- [Exercise description]: The records below are to be quoted in full; please keep every word exact.

• • • • • • •

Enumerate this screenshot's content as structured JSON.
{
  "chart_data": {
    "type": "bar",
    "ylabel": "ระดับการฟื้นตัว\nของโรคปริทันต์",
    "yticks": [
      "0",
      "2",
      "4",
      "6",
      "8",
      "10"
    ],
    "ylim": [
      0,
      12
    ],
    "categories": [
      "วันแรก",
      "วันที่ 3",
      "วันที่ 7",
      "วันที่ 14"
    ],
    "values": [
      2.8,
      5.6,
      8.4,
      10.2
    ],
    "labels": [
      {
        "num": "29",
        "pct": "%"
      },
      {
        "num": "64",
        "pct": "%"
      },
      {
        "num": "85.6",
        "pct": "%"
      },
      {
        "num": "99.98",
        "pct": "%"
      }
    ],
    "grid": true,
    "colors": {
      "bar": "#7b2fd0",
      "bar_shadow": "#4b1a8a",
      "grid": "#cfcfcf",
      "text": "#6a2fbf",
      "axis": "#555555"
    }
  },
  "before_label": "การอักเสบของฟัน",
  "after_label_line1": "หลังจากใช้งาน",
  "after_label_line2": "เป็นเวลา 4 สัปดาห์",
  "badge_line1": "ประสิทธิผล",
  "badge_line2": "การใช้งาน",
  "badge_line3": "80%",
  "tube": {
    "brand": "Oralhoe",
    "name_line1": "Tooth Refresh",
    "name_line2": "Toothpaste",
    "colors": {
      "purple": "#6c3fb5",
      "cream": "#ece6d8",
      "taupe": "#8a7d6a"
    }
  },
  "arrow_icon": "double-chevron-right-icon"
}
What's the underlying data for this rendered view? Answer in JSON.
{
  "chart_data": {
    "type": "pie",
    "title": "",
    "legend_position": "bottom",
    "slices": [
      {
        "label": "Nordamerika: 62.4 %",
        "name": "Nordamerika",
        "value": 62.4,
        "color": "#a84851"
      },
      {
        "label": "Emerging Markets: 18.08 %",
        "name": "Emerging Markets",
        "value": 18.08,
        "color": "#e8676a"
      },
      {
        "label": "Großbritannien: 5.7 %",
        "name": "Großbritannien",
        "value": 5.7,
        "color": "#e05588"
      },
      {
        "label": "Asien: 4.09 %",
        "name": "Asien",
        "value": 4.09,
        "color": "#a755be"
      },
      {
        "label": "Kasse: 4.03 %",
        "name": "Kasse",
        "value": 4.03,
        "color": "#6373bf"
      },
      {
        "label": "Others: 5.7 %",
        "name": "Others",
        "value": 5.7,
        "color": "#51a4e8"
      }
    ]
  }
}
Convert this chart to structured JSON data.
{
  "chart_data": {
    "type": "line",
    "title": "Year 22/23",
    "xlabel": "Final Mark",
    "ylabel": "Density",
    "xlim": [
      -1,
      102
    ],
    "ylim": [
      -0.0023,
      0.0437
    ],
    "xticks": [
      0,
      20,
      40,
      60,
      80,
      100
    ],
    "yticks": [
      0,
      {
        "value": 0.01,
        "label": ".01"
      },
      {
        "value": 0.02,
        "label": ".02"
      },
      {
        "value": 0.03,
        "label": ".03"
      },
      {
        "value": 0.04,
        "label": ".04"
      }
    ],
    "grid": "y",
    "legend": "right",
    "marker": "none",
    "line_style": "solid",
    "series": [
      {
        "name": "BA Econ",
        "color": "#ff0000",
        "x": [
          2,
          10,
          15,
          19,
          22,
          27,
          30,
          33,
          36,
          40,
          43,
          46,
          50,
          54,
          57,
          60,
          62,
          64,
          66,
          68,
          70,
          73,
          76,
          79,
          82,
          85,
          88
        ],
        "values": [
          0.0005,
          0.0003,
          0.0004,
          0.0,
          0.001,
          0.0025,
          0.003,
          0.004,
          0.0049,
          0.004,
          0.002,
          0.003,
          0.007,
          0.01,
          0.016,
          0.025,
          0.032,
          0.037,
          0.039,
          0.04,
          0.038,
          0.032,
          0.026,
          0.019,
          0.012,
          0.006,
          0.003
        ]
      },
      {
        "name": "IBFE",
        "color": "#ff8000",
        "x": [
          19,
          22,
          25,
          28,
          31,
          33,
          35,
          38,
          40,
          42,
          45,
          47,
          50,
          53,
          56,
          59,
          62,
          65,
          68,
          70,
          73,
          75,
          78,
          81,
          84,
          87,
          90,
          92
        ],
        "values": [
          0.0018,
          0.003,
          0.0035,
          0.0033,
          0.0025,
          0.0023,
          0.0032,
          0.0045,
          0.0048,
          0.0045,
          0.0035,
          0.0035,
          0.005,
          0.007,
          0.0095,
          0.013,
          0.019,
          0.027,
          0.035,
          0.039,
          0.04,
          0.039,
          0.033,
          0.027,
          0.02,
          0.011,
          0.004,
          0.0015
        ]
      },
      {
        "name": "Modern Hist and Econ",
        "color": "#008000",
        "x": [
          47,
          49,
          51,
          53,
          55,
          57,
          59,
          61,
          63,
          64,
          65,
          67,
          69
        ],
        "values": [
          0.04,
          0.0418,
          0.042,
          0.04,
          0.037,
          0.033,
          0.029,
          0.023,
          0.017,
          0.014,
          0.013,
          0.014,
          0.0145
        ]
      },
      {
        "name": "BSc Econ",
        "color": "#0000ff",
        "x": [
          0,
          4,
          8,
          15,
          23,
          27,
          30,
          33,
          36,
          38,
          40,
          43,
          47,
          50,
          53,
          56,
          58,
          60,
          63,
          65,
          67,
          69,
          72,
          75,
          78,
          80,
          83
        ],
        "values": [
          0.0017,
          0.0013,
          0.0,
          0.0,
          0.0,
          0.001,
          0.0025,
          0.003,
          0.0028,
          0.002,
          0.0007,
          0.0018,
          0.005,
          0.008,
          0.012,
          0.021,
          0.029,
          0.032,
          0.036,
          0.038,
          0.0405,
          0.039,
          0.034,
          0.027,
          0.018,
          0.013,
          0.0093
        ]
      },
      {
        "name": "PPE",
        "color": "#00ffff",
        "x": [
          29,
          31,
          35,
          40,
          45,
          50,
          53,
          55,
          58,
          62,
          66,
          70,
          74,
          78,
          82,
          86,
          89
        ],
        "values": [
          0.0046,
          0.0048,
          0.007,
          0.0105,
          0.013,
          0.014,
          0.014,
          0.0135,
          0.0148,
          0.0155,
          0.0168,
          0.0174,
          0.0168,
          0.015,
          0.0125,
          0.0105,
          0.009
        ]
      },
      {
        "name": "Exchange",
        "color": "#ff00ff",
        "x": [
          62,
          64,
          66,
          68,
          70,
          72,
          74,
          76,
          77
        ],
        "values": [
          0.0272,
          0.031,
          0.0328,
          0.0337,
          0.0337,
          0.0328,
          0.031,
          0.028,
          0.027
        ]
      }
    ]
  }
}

• • • • • • •

- [Finished answer]:
Enumerate this screenshot's content as structured JSON.
{
  "chart_data": {
    "type": "bar",
    "ylabel": "ระดับการฟื้นตัว\nของโรคปริทันต์",
    "yticks": [
      "0",
      "2",
      "4",
      "6",
      "8",
      "10"
    ],
    "ylim": [
      0,
      12
    ],
    "categories": [
      "วันแรก",
      "วันที่ 3",
      "วันที่ 7",
      "วันที่ 14"
    ],
    "values": [
      2.8,
      5.6,
      8.4,
      10.2
    ],
    "labels": [
      {
        "num": "29",
        "pct": "%"
      },
      {
        "num": "64",
        "pct": "%"
      },
      {
        "num": "85.6",
        "pct": "%"
      },
      {
        "num": "99.98",
        "pct": "%"
      }
    ],
    "grid": true,
    "colors": {
      "bar": "#7b2fd0",
      "bar_shadow": "#4b1a8a",
      "grid": "#cfcfcf",
      "text": "#6a2fbf",
      "axis": "#555555"
    }
  },
  "before_label": "การอักเสบของฟัน",
  "after_label_line1": "หลังจากใช้งาน",
  "after_label_line2": "เป็นเวลา 4 สัปดาห์",
  "badge_line1": "ประสิทธิผล",
  "badge_line2": "การใช้งาน",
  "badge_line3": "80%",
  "tube": {
    "brand": "Oralhoe",
    "name_line1": "Tooth Refresh",
    "name_line2": "Toothpaste",
    "colors": {
      "purple": "#6c3fb5",
      "cream": "#ece6d8",
      "taupe": "#8a7d6a"
    }
  },
  "arrow_icon": "double-chevron-right-icon"
}
What's the underlying data for this rendered view? Answer in JSON.
{
  "chart_data": {
    "type": "pie",
    "title": "",
    "legend_position": "bottom",
    "slices": [
      {
        "label": "Nordamerika: 62.4 %",
        "name": "Nordamerika",
        "value": 62.4,
        "color": "#a84851"
      },
      {
        "label": "Emerging Markets: 18.08 %",
        "name": "Emerging Markets",
        "value": 18.08,
        "color": "#e8676a"
      },
      {
        "label": "Großbritannien: 5.7 %",
        "name": "Großbritannien",
        "value": 5.7,
        "color": "#e05588"
      },
      {
        "label": "Asien: 4.09 %",
        "name": "Asien",
        "value": 4.09,
        "color": "#a755be"
      },
      {
        "label": "Kasse: 4.03 %",
        "name": "Kasse",
        "value": 4.03,
        "color": "#6373bf"
      },
      {
        "label": "Others: 5.7 %",
        "name": "Others",
        "value": 5.7,
        "color": "#51a4e8"
      }
    ]
  }
}
Convert this chart to structured JSON data.
{
  "chart_data": {
    "type": "line",
    "title": "Year 22/23",
    "xlabel": "Final Mark",
    "ylabel": "Density",
    "xlim": [
      -1,
      102
    ],
    "ylim": [
      -0.0023,
      0.0437
    ],
    "xticks": [
      0,
      20,
      40,
      60,
      80,
      100
    ],
    "yticks": [
      0,
      {
        "value": 0.01,
        "label": ".01"
      },
      {
        "value": 0.02,
        "label": ".02"
      },
      {
        "value": 0.03,
        "label": ".03"
      },
      {
        "value": 0.04,
        "label": ".04"
      }
    ],
    "grid": "y",
    "legend": "right",
    "marker": "none",
    "line_style": "solid",
    "series": [
      {
        "name": "BA Econ",
        "color": "#ff0000",
        "x": [
          2,
          10,
          15,
          19,
          22,
          27,
          30,
          33,
          36,
          40,
          43,
          46,
          50,
          54,
          57,
          60,
          62,
          64,
          66,
          68,
          70,
          73,
          76,
          79,
          82,
          85,
          88
        ],
        "values": [
          0.0005,
          0.0003,
          0.0004,
          0.0,
          0.001,
          0.0025,
          0.003,
          0.004,
          0.0049,
          0.004,
          0.002,
          0.003,
          0.007,
          0.01,
          0.016,
          0.025,
          0.032,
          0.037,
          0.039,
          0.04,
          0.038,
          0.032,
          0.026,
          0.019,
          0.012,
          0.006,
          0.003
        ]
      },
      {
        "name": "IBFE",
        "color": "#ff8000",
        "x": [
          19,
          22,
          25,
          28,
          31,
          33,
          35,
          38,
          40,
          42,
          45,
          47,
          50,
          53,
          56,
          59,
          62,
          65,
          68,
          70,
          73,
          75,
          78,
          81,
          84,
          87,
          90,
          92
        ],
        "values": [
          0.0018,
          0.003,
          0.0035,
          0.0033,
          0.0025,
          0.0023,
          0.0032,
          0.0045,
          0.0048,
          0.0045,
          0.0035,
          0.0035,
          0.005,
          0.007,
          0.0095,
          0.013,
          0.019,
          0.027,
          0.035,
          0.039,
          0.04,
          0.039,
          0.033,
          0.027,
          0.02,
          0.011,
          0.004,
          0.0015
        ]
      },
      {
        "name": "Modern Hist and Econ",
        "color": "#008000",
        "x": [
          47,
          49,
          51,
          53,
          55,
          57,
          59,
          61,
          63,
          64,
          65,
          67,
          69
        ],
        "values": [
          0.04,
          0.0418,
          0.042,
          0.04,
          0.037,
          0.033,
          0.029,
          0.023,
          0.017,
          0.014,
          0.013,
          0.014,
          0.0145
        ]
      },
      {
        "name": "BSc Econ",
        "color": "#0000ff",
        "x": [
          0,
          4,
          8,
          15,
          23,
          27,
          30,
          33,
          36,
          38,
          40,
          43,
          47,
          50,
          53,
          56,
          58,
          60,
          63,
          65,
          67,
          69,
          72,
          75,
          78,
          80,
          83
        ],
        "values": [
          0.0017,
          0.0013,
          0.0,
          0.0,
          0.0,
          0.001,
          0.0025,
          0.003,
          0.0028,
          0.002,
          0.0007,
          0.0018,
          0.005,
          0.008,
          0.012,
          0.021,
          0.029,
          0.032,
          0.036,
          0.038,
          0.0405,
          0.039,
          0.034,
          0.027,
          0.018,
          0.013,
          0.0093
        ]
      },
      {
        "name": "PPE",
        "color": "#00ffff",
        "x": [
          29,
          31,
          35,
          40,
          45,
          50,
          53,
          55,
          58,
          62,
          66,
          70,
          74,
          78,
          82,
          86,
          89
        ],
        "values": [
          0.0046,
          0.0048,
          0.007,
          0.0105,
          0.013,
          0.014,
          0.014,
          0.0135,
          0.0148,
          0.0155,
          0.0168,
          0.0174,
          0.0168,
          0.015,
          0.0125,
          0.0105,
          0.009
        ]
      },
      {
        "name": "Exchange",
        "color": "#ff00ff",
        "x": [
          62,
          64,
          66,
          68,
          70,
          72,
          74,
          76,
          77
        ],
        "values": [
          0.0272,
          0.031,
          0.0328,
          0.0337,
          0.0337,
          0.0328,
          0.031,
          0.028,
          0.027
        ]
      }
    ]
  }
}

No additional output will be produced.